-- START OF Entries shown --
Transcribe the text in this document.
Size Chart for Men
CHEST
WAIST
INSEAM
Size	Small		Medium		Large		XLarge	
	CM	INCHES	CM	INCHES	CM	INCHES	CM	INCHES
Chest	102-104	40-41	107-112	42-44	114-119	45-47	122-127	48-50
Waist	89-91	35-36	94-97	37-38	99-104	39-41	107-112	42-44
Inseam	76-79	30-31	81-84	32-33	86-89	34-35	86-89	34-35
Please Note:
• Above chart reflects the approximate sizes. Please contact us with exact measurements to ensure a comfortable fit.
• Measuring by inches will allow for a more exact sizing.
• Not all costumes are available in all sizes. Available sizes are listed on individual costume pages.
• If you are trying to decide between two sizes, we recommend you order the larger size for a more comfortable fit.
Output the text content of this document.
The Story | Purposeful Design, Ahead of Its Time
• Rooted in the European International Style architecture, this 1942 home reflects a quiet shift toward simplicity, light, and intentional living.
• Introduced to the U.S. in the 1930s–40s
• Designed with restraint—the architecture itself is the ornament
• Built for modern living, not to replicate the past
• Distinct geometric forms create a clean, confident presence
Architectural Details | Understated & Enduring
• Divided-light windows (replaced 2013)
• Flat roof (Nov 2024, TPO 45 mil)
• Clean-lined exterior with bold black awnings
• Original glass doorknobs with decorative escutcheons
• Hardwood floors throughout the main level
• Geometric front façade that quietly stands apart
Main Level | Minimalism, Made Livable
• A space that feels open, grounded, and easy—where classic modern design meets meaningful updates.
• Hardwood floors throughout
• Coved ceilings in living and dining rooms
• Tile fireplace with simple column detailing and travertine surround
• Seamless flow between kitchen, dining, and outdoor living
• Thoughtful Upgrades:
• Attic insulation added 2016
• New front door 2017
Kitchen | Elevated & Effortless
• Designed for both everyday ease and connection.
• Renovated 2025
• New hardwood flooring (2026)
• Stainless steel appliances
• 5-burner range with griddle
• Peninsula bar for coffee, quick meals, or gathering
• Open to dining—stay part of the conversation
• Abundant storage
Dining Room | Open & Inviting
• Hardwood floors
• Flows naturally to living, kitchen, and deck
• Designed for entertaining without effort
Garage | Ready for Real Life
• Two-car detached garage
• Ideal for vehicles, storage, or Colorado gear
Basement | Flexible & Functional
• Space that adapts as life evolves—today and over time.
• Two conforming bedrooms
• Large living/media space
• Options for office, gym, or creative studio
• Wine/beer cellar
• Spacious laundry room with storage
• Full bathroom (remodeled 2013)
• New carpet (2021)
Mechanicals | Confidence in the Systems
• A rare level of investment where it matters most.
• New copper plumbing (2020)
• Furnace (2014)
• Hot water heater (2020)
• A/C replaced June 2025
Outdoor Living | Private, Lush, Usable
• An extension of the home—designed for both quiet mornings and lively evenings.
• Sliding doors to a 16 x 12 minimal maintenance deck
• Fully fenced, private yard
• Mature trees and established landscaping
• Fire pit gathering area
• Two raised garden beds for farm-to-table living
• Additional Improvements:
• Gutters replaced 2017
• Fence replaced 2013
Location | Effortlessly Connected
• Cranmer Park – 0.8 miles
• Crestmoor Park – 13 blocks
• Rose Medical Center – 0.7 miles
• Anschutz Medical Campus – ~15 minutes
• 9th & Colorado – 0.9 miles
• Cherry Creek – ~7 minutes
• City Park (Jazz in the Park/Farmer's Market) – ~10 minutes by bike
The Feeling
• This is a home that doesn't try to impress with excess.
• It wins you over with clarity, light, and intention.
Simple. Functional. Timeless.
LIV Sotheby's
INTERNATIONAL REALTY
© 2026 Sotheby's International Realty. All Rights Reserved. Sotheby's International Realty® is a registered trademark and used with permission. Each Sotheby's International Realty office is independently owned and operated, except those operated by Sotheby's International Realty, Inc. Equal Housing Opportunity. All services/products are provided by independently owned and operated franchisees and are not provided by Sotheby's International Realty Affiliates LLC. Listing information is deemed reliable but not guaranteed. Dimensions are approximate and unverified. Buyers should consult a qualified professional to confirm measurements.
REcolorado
-- END OF Entries shown --
* Work to do *
Check each line of the data above for the word "text" and say how many lines contain it, giving nothing besides the number.

* Task answer *
2